Exercise details:
Return the entries below in their exact form, leaving the pictures out.

** start Records shown **

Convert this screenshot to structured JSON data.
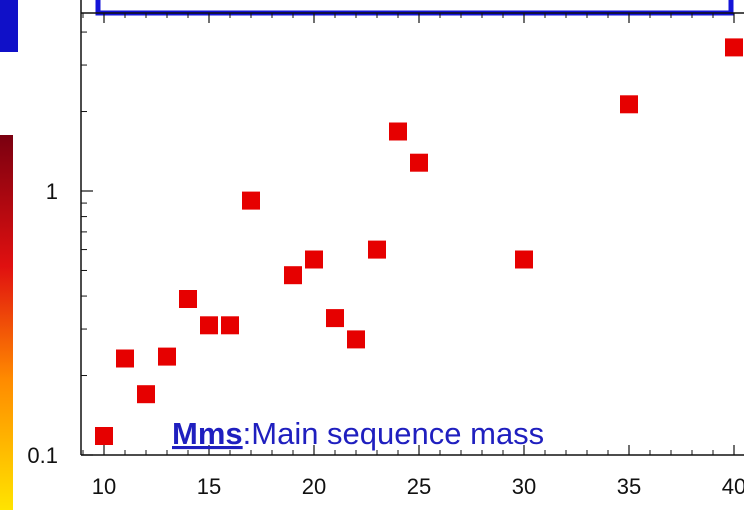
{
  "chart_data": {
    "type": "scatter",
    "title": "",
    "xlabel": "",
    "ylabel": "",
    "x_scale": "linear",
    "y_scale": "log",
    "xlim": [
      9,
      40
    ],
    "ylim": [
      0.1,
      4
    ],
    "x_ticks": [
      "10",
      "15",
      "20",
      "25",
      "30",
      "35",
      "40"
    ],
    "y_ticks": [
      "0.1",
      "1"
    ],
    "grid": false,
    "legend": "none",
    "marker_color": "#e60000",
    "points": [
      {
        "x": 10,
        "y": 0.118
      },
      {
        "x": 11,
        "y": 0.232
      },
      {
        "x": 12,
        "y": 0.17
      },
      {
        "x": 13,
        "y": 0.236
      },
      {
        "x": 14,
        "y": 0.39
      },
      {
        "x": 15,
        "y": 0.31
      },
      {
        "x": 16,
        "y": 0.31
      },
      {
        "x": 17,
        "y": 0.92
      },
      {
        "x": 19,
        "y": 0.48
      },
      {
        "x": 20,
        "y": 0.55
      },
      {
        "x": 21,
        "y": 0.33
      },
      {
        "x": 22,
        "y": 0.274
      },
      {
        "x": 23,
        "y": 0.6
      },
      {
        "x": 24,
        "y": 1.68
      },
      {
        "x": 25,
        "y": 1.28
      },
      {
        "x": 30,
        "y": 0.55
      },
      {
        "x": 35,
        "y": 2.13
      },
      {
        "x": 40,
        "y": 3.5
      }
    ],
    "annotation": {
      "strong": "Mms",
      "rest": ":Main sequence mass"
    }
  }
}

** end Records shown **

Task response:
Convert this screenshot to structured JSON data.
{
  "chart_data": {
    "type": "scatter",
    "title": "",
    "xlabel": "",
    "ylabel": "",
    "x_scale": "linear",
    "y_scale": "log",
    "xlim": [
      9,
      40
    ],
    "ylim": [
      0.1,
      4
    ],
    "x_ticks": [
      "10",
      "15",
      "20",
      "25",
      "30",
      "35",
      "40"
    ],
    "y_ticks": [
      "0.1",
      "1"
    ],
    "grid": false,
    "legend": "none",
    "marker_color": "#e60000",
    "points": [
      {
        "x": 10,
        "y": 0.118
      },
      {
        "x": 11,
        "y": 0.232
      },
      {
        "x": 12,
        "y": 0.17
      },
      {
        "x": 13,
        "y": 0.236
      },
      {
        "x": 14,
        "y": 0.39
      },
      {
        "x": 15,
        "y": 0.31
      },
      {
        "x": 16,
        "y": 0.31
      },
      {
        "x": 17,
        "y": 0.92
      },
      {
        "x": 19,
        "y": 0.48
      },
      {
        "x": 20,
        "y": 0.55
      },
      {
        "x": 21,
        "y": 0.33
      },
      {
        "x": 22,
        "y": 0.274
      },
      {
        "x": 23,
        "y": 0.6
      },
      {
        "x": 24,
        "y": 1.68
      },
      {
        "x": 25,
        "y": 1.28
      },
      {
        "x": 30,
        "y": 0.55
      },
      {
        "x": 35,
        "y": 2.13
      },
      {
        "x": 40,
        "y": 3.5
      }
    ],
    "annotation": {
      "strong": "Mms",
      "rest": ":Main sequence mass"
    }
  }
}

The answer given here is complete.